• _YOUR INSTRUCTIONS_:
Write out the whole listing again, exactly as given.

Entries taken from a collection:
>>>>
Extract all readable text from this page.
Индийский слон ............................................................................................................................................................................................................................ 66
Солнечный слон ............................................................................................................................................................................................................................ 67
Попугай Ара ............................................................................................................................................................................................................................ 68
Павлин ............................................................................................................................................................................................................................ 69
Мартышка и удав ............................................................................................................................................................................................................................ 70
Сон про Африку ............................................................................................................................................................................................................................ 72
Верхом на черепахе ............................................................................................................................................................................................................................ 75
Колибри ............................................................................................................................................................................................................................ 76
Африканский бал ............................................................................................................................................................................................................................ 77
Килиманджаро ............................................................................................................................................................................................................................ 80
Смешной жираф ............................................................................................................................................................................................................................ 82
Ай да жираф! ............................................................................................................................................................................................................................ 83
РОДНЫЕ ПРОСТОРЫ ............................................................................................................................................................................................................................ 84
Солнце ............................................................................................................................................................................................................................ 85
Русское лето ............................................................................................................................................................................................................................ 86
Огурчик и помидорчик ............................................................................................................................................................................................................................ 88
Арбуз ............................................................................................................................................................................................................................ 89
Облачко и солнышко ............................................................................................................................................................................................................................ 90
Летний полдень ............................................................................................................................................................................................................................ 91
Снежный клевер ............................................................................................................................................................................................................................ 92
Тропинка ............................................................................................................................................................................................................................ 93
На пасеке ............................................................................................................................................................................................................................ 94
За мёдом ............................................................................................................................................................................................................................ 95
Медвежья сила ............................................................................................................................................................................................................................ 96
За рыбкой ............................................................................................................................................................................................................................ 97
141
<<<<
• _COMPLETED TASK_:
Extract all readable text from this page.
Индийский слон ............................................................................................................................................................................................................................ 66
Солнечный слон ............................................................................................................................................................................................................................ 67
Попугай Ара ............................................................................................................................................................................................................................ 68
Павлин ............................................................................................................................................................................................................................ 69
Мартышка и удав ............................................................................................................................................................................................................................ 70
Сон про Африку ............................................................................................................................................................................................................................ 72
Верхом на черепахе ............................................................................................................................................................................................................................ 75
Колибри ............................................................................................................................................................................................................................ 76
Африканский бал ............................................................................................................................................................................................................................ 77
Килиманджаро ............................................................................................................................................................................................................................ 80
Смешной жираф ............................................................................................................................................................................................................................ 82
Ай да жираф! ............................................................................................................................................................................................................................ 83
РОДНЫЕ ПРОСТОРЫ ............................................................................................................................................................................................................................ 84
Солнце ............................................................................................................................................................................................................................ 85
Русское лето ............................................................................................................................................................................................................................ 86
Огурчик и помидорчик ............................................................................................................................................................................................................................ 88
Арбуз ............................................................................................................................................................................................................................ 89
Облачко и солнышко ............................................................................................................................................................................................................................ 90
Летний полдень ............................................................................................................................................................................................................................ 91
Снежный клевер ............................................................................................................................................................................................................................ 92
Тропинка ............................................................................................................................................................................................................................ 93
На пасеке ............................................................................................................................................................................................................................ 94
За мёдом ............................................................................................................................................................................................................................ 95
Медвежья сила ............................................................................................................................................................................................................................ 96
За рыбкой ............................................................................................................................................................................................................................ 97
141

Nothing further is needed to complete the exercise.